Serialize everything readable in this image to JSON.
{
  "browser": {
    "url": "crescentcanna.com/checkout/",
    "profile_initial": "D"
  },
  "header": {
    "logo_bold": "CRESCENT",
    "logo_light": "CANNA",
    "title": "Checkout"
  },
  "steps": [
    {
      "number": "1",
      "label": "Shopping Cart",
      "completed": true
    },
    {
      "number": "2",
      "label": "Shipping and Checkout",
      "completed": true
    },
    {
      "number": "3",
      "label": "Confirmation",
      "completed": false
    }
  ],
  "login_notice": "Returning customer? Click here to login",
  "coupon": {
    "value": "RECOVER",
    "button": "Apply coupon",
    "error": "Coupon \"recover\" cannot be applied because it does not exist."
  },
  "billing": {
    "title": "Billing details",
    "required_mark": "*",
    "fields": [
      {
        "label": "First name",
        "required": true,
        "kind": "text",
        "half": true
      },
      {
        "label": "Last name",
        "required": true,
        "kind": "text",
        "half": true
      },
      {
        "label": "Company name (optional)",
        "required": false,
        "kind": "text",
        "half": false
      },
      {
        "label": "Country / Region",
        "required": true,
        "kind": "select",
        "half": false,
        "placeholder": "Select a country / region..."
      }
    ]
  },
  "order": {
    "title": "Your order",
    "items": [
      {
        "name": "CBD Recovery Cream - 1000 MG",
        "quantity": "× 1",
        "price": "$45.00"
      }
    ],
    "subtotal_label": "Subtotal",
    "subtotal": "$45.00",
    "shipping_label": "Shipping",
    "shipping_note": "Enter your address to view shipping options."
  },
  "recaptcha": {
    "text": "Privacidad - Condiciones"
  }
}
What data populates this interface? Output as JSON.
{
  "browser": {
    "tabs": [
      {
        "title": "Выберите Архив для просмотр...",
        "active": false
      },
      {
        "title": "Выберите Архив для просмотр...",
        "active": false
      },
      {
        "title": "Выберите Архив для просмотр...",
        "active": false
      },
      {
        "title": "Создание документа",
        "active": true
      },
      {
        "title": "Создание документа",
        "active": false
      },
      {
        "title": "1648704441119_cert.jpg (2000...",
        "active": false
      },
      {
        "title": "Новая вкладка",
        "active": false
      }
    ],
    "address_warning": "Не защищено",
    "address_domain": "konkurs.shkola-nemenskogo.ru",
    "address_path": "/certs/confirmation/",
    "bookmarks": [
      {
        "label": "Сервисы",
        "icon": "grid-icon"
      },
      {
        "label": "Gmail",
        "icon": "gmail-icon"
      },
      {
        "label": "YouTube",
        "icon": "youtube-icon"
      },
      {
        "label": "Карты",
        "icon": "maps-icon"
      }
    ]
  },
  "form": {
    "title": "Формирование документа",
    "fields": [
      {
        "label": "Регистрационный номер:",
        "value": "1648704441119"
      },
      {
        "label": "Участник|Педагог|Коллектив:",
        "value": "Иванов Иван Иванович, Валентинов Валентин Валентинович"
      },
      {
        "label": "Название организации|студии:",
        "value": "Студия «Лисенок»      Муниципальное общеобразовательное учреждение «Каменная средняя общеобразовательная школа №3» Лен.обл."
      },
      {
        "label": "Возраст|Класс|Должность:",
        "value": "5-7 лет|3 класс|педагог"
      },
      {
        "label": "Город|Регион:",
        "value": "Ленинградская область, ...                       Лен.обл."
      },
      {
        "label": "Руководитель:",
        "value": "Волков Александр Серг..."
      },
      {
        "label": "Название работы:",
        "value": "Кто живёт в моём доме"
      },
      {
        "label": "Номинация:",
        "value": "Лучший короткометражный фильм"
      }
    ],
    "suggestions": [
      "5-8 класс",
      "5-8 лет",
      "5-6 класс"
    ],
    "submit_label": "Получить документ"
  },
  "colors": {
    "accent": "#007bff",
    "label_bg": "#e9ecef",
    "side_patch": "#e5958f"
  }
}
○ ○ ○ ○ ○
▸ **GOAL OF THE EXERCISE**
Would you reproduce the material above in full, exactly as given?

▸ **RESPONSE BELOW**
Serialize everything readable in this image to JSON.
{
  "browser": {
    "url": "crescentcanna.com/checkout/",
    "profile_initial": "D"
  },
  "header": {
    "logo_bold": "CRESCENT",
    "logo_light": "CANNA",
    "title": "Checkout"
  },
  "steps": [
    {
      "number": "1",
      "label": "Shopping Cart",
      "completed": true
    },
    {
      "number": "2",
      "label": "Shipping and Checkout",
      "completed": true
    },
    {
      "number": "3",
      "label": "Confirmation",
      "completed": false
    }
  ],
  "login_notice": "Returning customer? Click here to login",
  "coupon": {
    "value": "RECOVER",
    "button": "Apply coupon",
    "error": "Coupon \"recover\" cannot be applied because it does not exist."
  },
  "billing": {
    "title": "Billing details",
    "required_mark": "*",
    "fields": [
      {
        "label": "First name",
        "required": true,
        "kind": "text",
        "half": true
      },
      {
        "label": "Last name",
        "required": true,
        "kind": "text",
        "half": true
      },
      {
        "label": "Company name (optional)",
        "required": false,
        "kind": "text",
        "half": false
      },
      {
        "label": "Country / Region",
        "required": true,
        "kind": "select",
        "half": false,
        "placeholder": "Select a country / region..."
      }
    ]
  },
  "order": {
    "title": "Your order",
    "items": [
      {
        "name": "CBD Recovery Cream - 1000 MG",
        "quantity": "× 1",
        "price": "$45.00"
      }
    ],
    "subtotal_label": "Subtotal",
    "subtotal": "$45.00",
    "shipping_label": "Shipping",
    "shipping_note": "Enter your address to view shipping options."
  },
  "recaptcha": {
    "text": "Privacidad - Condiciones"
  }
}
What data populates this interface? Output as JSON.
{
  "browser": {
    "tabs": [
      {
        "title": "Выберите Архив для просмотр...",
        "active": false
      },
      {
        "title": "Выберите Архив для просмотр...",
        "active": false
      },
      {
        "title": "Выберите Архив для просмотр...",
        "active": false
      },
      {
        "title": "Создание документа",
        "active": true
      },
      {
        "title": "Создание документа",
        "active": false
      },
      {
        "title": "1648704441119_cert.jpg (2000...",
        "active": false
      },
      {
        "title": "Новая вкладка",
        "active": false
      }
    ],
    "address_warning": "Не защищено",
    "address_domain": "konkurs.shkola-nemenskogo.ru",
    "address_path": "/certs/confirmation/",
    "bookmarks": [
      {
        "label": "Сервисы",
        "icon": "grid-icon"
      },
      {
        "label": "Gmail",
        "icon": "gmail-icon"
      },
      {
        "label": "YouTube",
        "icon": "youtube-icon"
      },
      {
        "label": "Карты",
        "icon": "maps-icon"
      }
    ]
  },
  "form": {
    "title": "Формирование документа",
    "fields": [
      {
        "label": "Регистрационный номер:",
        "value": "1648704441119"
      },
      {
        "label": "Участник|Педагог|Коллектив:",
        "value": "Иванов Иван Иванович, Валентинов Валентин Валентинович"
      },
      {
        "label": "Название организации|студии:",
        "value": "Студия «Лисенок»      Муниципальное общеобразовательное учреждение «Каменная средняя общеобразовательная школа №3» Лен.обл."
      },
      {
        "label": "Возраст|Класс|Должность:",
        "value": "5-7 лет|3 класс|педагог"
      },
      {
        "label": "Город|Регион:",
        "value": "Ленинградская область, ...                       Лен.обл."
      },
      {
        "label": "Руководитель:",
        "value": "Волков Александр Серг..."
      },
      {
        "label": "Название работы:",
        "value": "Кто живёт в моём доме"
      },
      {
        "label": "Номинация:",
        "value": "Лучший короткометражный фильм"
      }
    ],
    "suggestions": [
      "5-8 класс",
      "5-8 лет",
      "5-6 класс"
    ],
    "submit_label": "Получить документ"
  },
  "colors": {
    "accent": "#007bff",
    "label_bg": "#e9ecef",
    "side_patch": "#e5958f"
  }
}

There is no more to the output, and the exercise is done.